### DATA SHOWN
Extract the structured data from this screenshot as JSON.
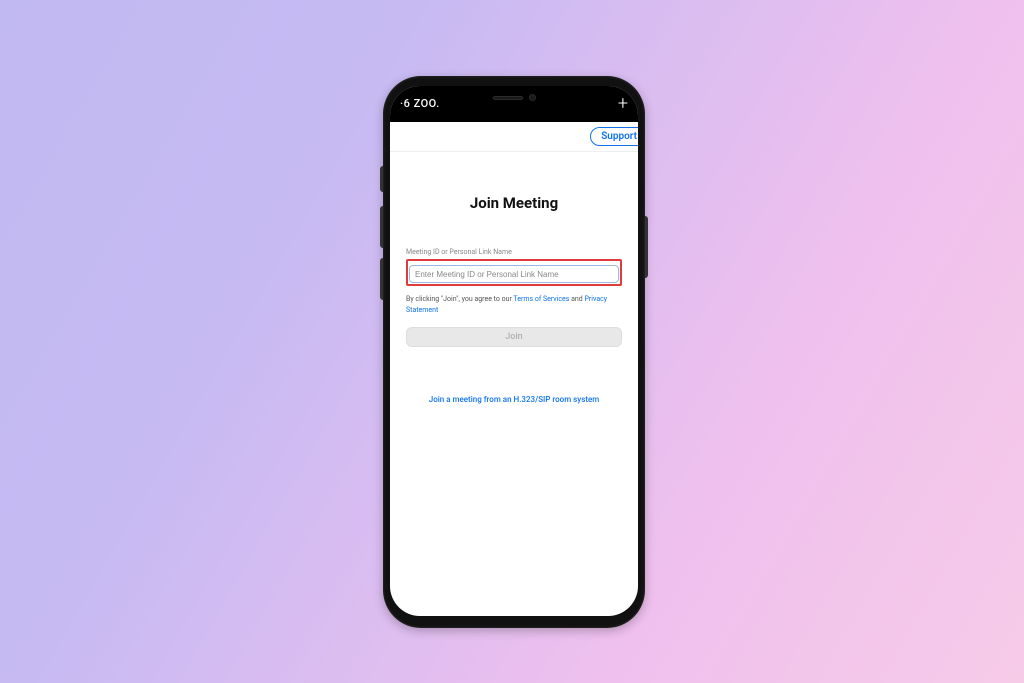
{
  "topbar": {
    "left_label": "·6  ZOO.",
    "plus": "+"
  },
  "support_label": "Support",
  "title": "Join Meeting",
  "field_label": "Meeting ID or Personal Link Name",
  "input_placeholder": "Enter Meeting ID or Personal Link Name",
  "agree": {
    "prefix": "By clicking \"Join\", you agree to our ",
    "tos": "Terms of Services",
    "and": " and ",
    "privacy": "Privacy Statement"
  },
  "join_label": "Join",
  "sip_link": "Join a meeting from an H.323/SIP room system"
}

### DESCRIPTION OF THE TASK
Print the listing above in full, exactly as written. Omit any pictures.

### REPLY
Extract the structured data from this screenshot as JSON.
{
  "topbar": {
    "left_label": "·6  ZOO.",
    "plus": "+"
  },
  "support_label": "Support",
  "title": "Join Meeting",
  "field_label": "Meeting ID or Personal Link Name",
  "input_placeholder": "Enter Meeting ID or Personal Link Name",
  "agree": {
    "prefix": "By clicking \"Join\", you agree to our ",
    "tos": "Terms of Services",
    "and": " and ",
    "privacy": "Privacy Statement"
  },
  "join_label": "Join",
  "sip_link": "Join a meeting from an H.323/SIP room system"
}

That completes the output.